***** Records supplied
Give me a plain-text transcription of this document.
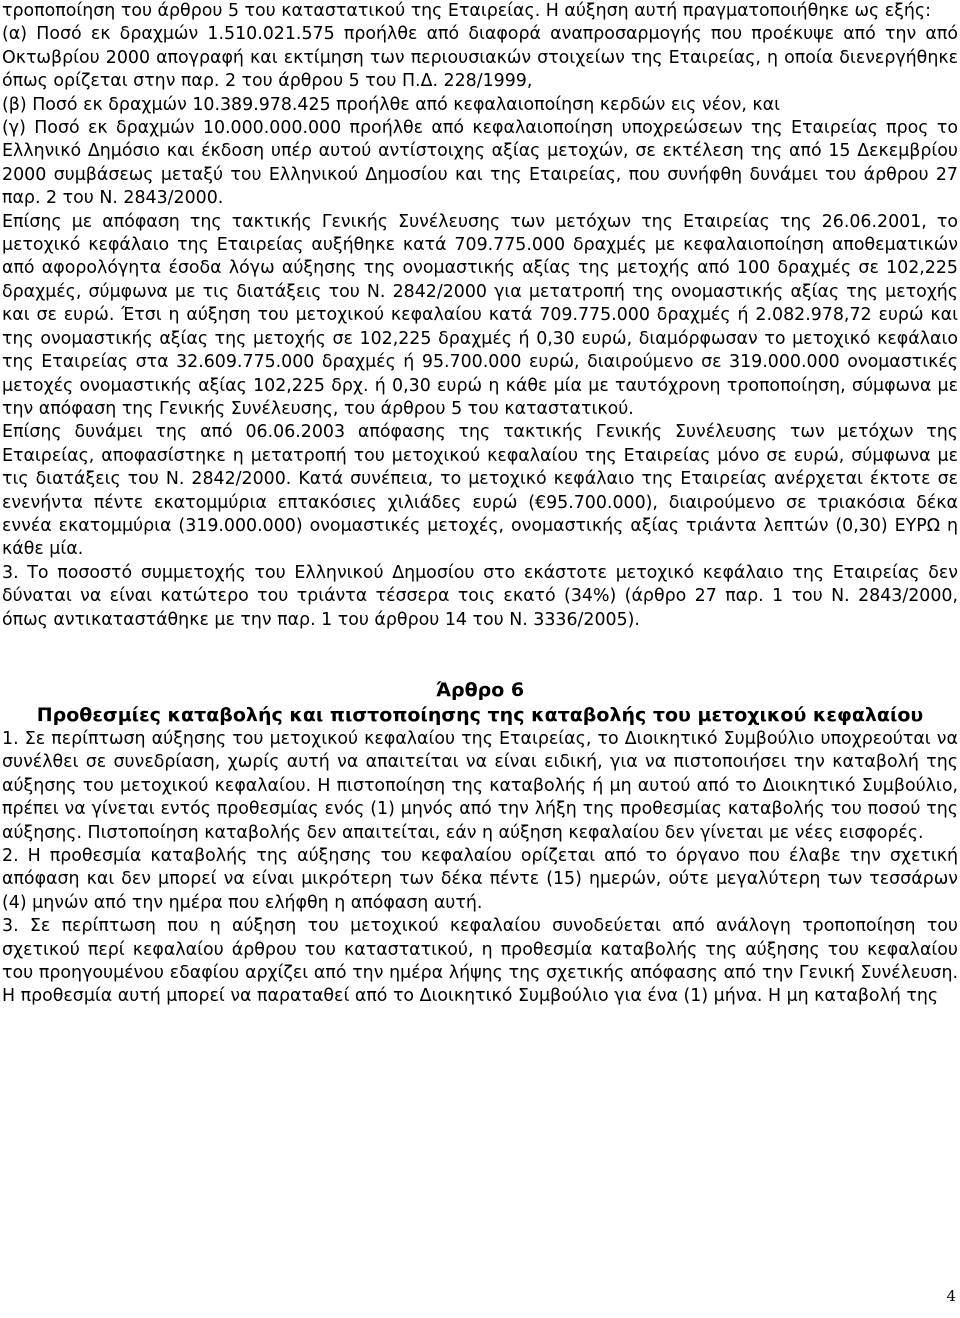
τροποποίηση του άρθρου 5 του καταστατικού της Εταιρείας. Η αύξηση αυτή πραγματοποιήθηκε ως εξής:

(α) Ποσό εκ δραχμών 1.510.021.575 προήλθε από διαφορά αναπροσαρμογής που προέκυψε από την από Οκτωβρίου 2000 απογραφή και εκτίμηση των περιουσιακών στοιχείων της Εταιρείας, η οποία διενεργήθηκε όπως ορίζεται στην παρ. 2 του άρθρου 5 του Π.Δ. 228/1999,

(β) Ποσό εκ δραχμών 10.389.978.425 προήλθε από κεφαλαιοποίηση κερδών εις νέον, και

(γ) Ποσό εκ δραχμών 10.000.000.000 προήλθε από κεφαλαιοποίηση υποχρεώσεων της Εταιρείας προς το Ελληνικό Δημόσιο και έκδοση υπέρ αυτού αντίστοιχης αξίας μετοχών, σε εκτέλεση της από 15 Δεκεμβρίου 2000 συμβάσεως μεταξύ του Ελληνικού Δημοσίου και της Εταιρείας, που συνήφθη δυνάμει του άρθρου 27 παρ. 2 του Ν. 2843/2000.

Επίσης με απόφαση της τακτικής Γενικής Συνέλευσης των μετόχων της Εταιρείας της 26.06.2001, το μετοχικό κεφάλαιο της Εταιρείας αυξήθηκε κατά 709.775.000 δραχμές με κεφαλαιοποίηση αποθεματικών από αφορολόγητα έσοδα λόγω αύξησης της ονομαστικής αξίας της μετοχής από 100 δραχμές σε 102,225 δραχμές, σύμφωνα με τις διατάξεις του Ν. 2842/2000 για μετατροπή της ονομαστικής αξίας της μετοχής και σε ευρώ. Έτσι η αύξηση του μετοχικού κεφαλαίου κατά 709.775.000 δραχμές ή 2.082.978,72 ευρώ και της ονομαστικής αξίας της μετοχής σε 102,225 δραχμές ή 0,30 ευρώ, διαμόρφωσαν το μετοχικό κεφάλαιο της Εταιρείας στα 32.609.775.000 δραχμές ή 95.700.000 ευρώ, διαιρούμενο σε 319.000.000 ονομαστικές μετοχές ονομαστικής αξίας 102,225 δρχ. ή 0,30 ευρώ η κάθε μία με ταυτόχρονη τροποποίηση, σύμφωνα με την απόφαση της Γενικής Συνέλευσης, του άρθρου 5 του καταστατικού.

Επίσης δυνάμει της από 06.06.2003 απόφασης της τακτικής Γενικής Συνέλευσης των μετόχων της Εταιρείας, αποφασίστηκε η μετατροπή του μετοχικού κεφαλαίου της Εταιρείας μόνο σε ευρώ, σύμφωνα με τις διατάξεις του Ν. 2842/2000. Κατά συνέπεια, το μετοχικό κεφάλαιο της Εταιρείας ανέρχεται έκτοτε σε ενενήντα πέντε εκατομμύρια επτακόσιες χιλιάδες ευρώ (€95.700.000), διαιρούμενο σε τριακόσια δέκα εννέα εκατομμύρια (319.000.000) ονομαστικές μετοχές, ονομαστικής αξίας τριάντα λεπτών (0,30) ΕΥΡΩ η κάθε μία.

3. Το ποσοστό συμμετοχής του Ελληνικού Δημοσίου στο εκάστοτε μετοχικό κεφάλαιο της Εταιρείας δεν δύναται να είναι κατώτερο του τριάντα τέσσερα τοις εκατό (34%) (άρθρο 27 παρ. 1 του Ν. 2843/2000, όπως αντικαταστάθηκε με την παρ. 1 του άρθρου 14 του Ν. 3336/2005).

Άρθρο 6

Προθεσμίες καταβολής και πιστοποίησης της καταβολής του μετοχικού κεφαλαίου

1. Σε περίπτωση αύξησης του μετοχικού κεφαλαίου της Εταιρείας, το Διοικητικό Συμβούλιο υποχρεούται να συνέλθει σε συνεδρίαση, χωρίς αυτή να απαιτείται να είναι ειδική, για να πιστοποιήσει την καταβολή της αύξησης του μετοχικού κεφαλαίου. Η πιστοποίηση της καταβολής ή μη αυτού από το Διοικητικό Συμβούλιο, πρέπει να γίνεται εντός προθεσμίας ενός (1) μηνός από την λήξη της προθεσμίας καταβολής του ποσού της αύξησης. Πιστοποίηση καταβολής δεν απαιτείται, εάν η αύξηση κεφαλαίου δεν γίνεται με νέες εισφορές.

2. Η προθεσμία καταβολής της αύξησης του κεφαλαίου ορίζεται από το όργανο που έλαβε την σχετική απόφαση και δεν μπορεί να είναι μικρότερη των δέκα πέντε (15) ημερών, ούτε μεγαλύτερη των τεσσάρων (4) μηνών από την ημέρα που ελήφθη η απόφαση αυτή.

3. Σε περίπτωση που η αύξηση του μετοχικού κεφαλαίου συνοδεύεται από ανάλογη τροποποίηση του σχετικού περί κεφαλαίου άρθρου του καταστατικού, η προθεσμία καταβολής της αύξησης του κεφαλαίου του προηγουμένου εδαφίου αρχίζει από την ημέρα λήψης της σχετικής απόφασης από την Γενική Συνέλευση. Η προθεσμία αυτή μπορεί να παραταθεί από το Διοικητικό Συμβούλιο για ένα (1) μήνα. Η μη καταβολή της

4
**********
=== What needs to be done ===
Write down every line of the data above that includes the string "όπως".

=== Result ===
(α) Ποσό εκ δραχμών 1.510.021.575 προήλθε από διαφορά αναπροσαρμογής που προέκυψε από την από Οκτωβρίου 2000 απογραφή και εκτίμηση των περιουσιακών στοιχείων της Εταιρείας, η οποία διενεργήθηκε όπως ορίζεται στην παρ. 2 του άρθρου 5 του Π.Δ. 228/1999,
3. Το ποσοστό συμμετοχής του Ελληνικού Δημοσίου στο εκάστοτε μετοχικό κεφάλαιο της Εταιρείας δεν δύναται να είναι κατώτερο του τριάντα τέσσερα τοις εκατό (34%) (άρθρο 27 παρ. 1 του Ν. 2843/2000, όπως αντικαταστάθηκε με την παρ. 1 του άρθρου 14 του Ν. 3336/2005).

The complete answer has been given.